● What the exercise asks
What is the number of lines holding the word "year"? Write that number and nothing else.

● Data listing
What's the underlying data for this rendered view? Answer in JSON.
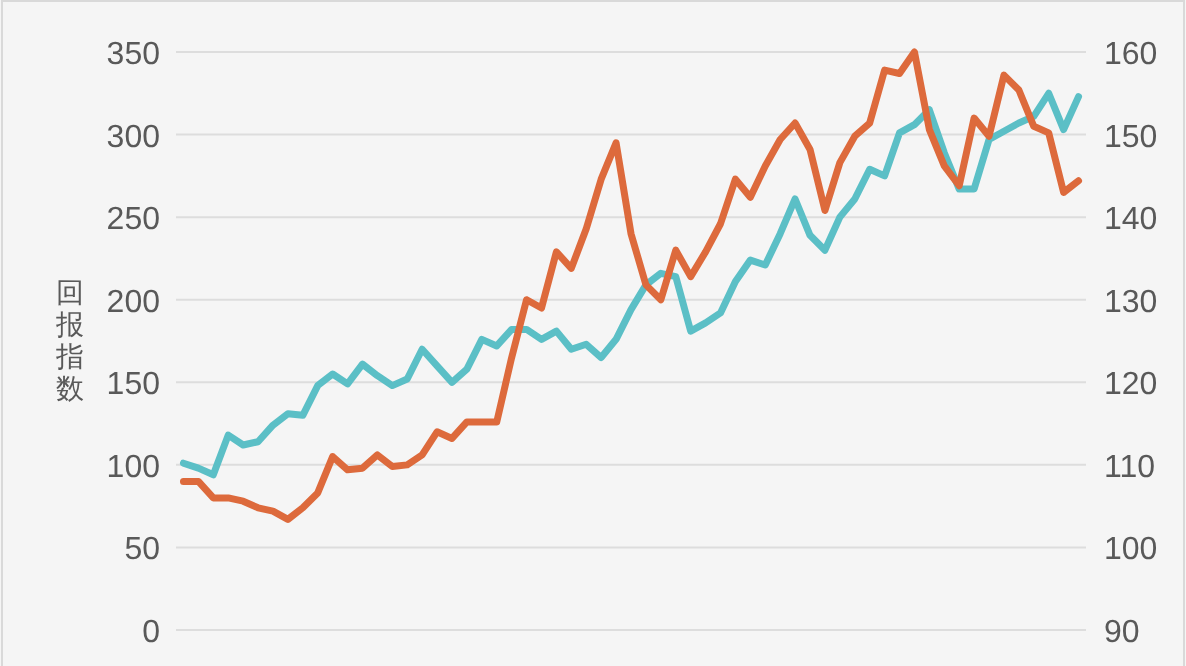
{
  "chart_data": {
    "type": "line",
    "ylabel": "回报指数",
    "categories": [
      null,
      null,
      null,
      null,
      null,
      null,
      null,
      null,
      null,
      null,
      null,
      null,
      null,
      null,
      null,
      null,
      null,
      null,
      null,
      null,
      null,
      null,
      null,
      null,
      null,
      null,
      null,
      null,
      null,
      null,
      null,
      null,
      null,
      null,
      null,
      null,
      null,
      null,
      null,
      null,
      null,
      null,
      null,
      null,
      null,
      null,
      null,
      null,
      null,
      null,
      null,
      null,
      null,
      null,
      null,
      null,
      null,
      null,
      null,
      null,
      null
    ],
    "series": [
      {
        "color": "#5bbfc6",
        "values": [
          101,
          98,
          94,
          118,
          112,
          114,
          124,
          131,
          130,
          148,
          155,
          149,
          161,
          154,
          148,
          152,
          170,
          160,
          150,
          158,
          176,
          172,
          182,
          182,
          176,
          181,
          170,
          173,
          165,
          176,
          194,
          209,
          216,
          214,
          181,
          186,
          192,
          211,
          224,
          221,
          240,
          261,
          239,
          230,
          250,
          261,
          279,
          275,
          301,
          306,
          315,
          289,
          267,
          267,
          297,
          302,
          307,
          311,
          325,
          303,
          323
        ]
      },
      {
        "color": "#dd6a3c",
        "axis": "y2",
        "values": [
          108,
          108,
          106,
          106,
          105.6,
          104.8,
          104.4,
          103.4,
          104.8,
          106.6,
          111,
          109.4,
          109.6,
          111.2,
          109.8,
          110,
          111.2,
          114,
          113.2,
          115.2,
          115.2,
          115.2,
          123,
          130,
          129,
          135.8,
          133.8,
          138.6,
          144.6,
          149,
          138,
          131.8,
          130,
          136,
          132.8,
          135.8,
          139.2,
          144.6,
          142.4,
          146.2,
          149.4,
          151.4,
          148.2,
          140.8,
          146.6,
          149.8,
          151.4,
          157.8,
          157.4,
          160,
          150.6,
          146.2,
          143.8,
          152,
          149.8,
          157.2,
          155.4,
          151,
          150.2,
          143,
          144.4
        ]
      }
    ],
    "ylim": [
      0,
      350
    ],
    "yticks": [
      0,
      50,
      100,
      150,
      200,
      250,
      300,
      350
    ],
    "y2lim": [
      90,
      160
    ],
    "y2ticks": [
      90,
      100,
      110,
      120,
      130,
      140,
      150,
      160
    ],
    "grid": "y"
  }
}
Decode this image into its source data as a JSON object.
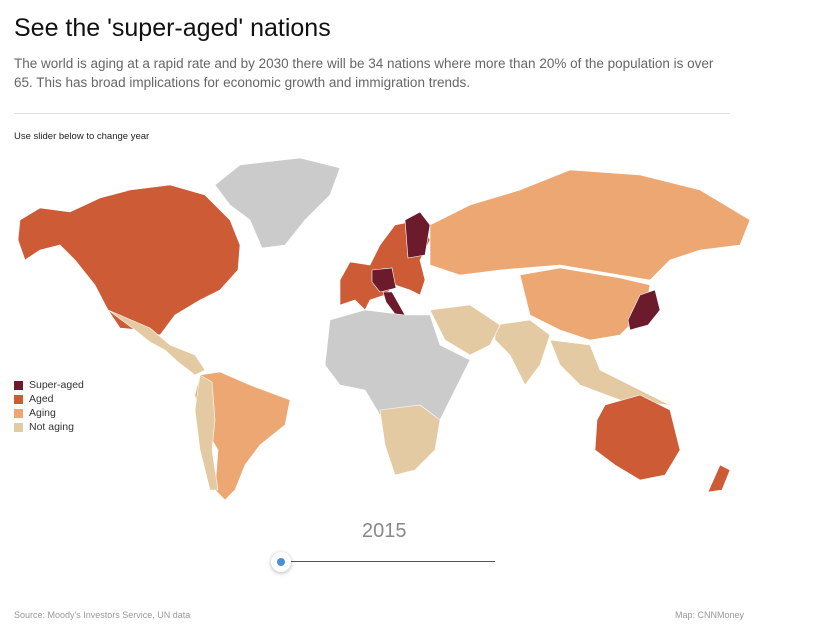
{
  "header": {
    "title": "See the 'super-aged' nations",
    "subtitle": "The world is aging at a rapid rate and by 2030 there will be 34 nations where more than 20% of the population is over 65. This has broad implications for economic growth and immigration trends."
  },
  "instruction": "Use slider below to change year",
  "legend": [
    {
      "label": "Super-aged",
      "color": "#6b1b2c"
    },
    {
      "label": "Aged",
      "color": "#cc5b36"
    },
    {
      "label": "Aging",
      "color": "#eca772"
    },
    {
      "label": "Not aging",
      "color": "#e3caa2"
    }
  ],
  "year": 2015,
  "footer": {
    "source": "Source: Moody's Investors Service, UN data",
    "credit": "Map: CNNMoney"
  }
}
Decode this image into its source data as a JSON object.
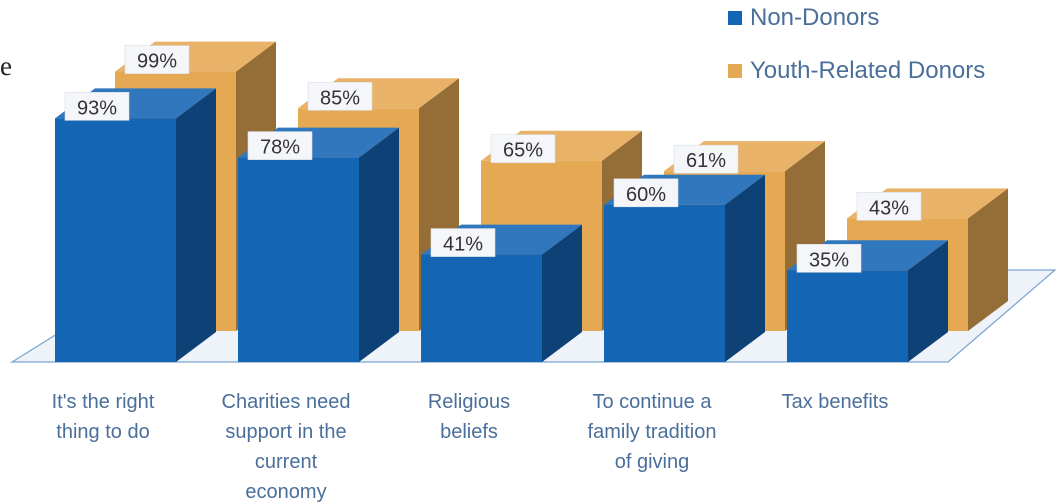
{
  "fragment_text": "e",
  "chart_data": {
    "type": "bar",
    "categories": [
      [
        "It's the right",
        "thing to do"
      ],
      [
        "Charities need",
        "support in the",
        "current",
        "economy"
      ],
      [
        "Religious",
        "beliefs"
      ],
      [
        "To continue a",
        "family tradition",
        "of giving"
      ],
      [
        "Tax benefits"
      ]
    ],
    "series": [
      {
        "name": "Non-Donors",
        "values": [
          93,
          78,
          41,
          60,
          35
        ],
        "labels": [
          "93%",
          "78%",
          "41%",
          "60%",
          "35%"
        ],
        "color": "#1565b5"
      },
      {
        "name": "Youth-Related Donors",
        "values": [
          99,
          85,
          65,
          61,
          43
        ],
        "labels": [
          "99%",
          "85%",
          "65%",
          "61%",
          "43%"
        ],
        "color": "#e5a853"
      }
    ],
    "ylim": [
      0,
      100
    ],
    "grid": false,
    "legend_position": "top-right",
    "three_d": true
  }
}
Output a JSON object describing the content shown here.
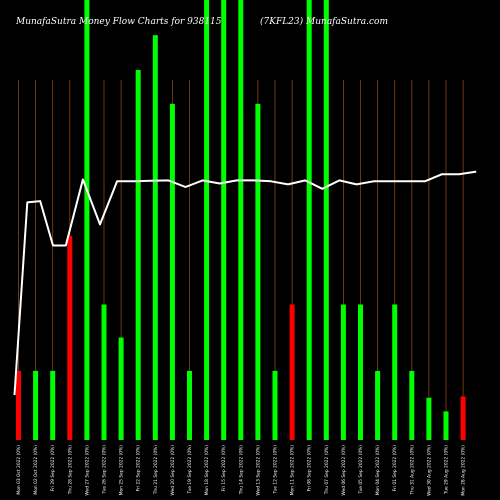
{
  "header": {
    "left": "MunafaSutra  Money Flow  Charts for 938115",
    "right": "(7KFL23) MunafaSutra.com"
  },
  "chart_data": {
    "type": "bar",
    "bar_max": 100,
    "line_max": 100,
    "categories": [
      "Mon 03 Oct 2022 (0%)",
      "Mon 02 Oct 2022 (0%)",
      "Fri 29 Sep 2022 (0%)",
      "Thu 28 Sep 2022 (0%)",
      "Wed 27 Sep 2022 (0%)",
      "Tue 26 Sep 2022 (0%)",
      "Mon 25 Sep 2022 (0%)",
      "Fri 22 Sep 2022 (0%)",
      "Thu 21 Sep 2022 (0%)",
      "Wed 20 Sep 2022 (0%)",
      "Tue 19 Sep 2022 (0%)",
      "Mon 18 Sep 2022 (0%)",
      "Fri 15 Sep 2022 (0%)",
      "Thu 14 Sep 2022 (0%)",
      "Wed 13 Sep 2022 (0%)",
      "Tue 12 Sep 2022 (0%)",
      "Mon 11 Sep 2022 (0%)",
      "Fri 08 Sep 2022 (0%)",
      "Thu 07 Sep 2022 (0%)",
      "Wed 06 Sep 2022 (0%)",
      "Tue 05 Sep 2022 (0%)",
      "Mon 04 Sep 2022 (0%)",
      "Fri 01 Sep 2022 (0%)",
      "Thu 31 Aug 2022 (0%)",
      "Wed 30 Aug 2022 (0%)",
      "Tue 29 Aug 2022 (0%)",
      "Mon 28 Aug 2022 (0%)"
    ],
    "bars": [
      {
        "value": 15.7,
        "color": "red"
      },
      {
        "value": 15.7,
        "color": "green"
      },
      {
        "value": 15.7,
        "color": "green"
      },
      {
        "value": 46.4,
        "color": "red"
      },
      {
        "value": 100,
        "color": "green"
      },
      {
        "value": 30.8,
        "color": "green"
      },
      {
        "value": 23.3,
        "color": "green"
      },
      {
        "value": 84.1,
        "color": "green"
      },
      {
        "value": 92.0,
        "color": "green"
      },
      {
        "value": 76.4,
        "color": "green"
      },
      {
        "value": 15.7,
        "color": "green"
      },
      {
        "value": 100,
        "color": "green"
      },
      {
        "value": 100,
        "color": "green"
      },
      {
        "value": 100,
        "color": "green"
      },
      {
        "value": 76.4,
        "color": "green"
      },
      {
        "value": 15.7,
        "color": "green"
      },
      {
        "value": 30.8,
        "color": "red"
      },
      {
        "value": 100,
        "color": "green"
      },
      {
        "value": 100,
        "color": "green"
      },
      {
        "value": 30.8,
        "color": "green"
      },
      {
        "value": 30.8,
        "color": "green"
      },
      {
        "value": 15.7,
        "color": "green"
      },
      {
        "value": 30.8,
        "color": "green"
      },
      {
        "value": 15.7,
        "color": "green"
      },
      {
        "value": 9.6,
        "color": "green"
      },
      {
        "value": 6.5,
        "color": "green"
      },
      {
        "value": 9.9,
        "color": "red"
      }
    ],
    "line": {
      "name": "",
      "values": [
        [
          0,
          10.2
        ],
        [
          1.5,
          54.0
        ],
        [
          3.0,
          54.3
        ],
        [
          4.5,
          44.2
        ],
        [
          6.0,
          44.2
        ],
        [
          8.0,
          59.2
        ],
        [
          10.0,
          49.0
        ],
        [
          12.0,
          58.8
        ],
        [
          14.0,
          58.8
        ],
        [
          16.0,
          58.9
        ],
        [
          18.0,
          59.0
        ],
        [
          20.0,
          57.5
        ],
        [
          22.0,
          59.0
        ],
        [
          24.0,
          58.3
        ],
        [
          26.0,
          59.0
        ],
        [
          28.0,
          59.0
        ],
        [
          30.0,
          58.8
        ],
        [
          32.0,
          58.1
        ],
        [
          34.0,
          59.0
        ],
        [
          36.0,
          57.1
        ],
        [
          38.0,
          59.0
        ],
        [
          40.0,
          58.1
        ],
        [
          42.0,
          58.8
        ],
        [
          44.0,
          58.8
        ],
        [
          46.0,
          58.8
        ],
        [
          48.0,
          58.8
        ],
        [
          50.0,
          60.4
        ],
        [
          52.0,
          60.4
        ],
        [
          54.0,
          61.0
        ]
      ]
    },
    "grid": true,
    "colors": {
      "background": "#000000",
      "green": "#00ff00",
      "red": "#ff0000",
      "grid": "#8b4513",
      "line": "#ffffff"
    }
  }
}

● Answer
2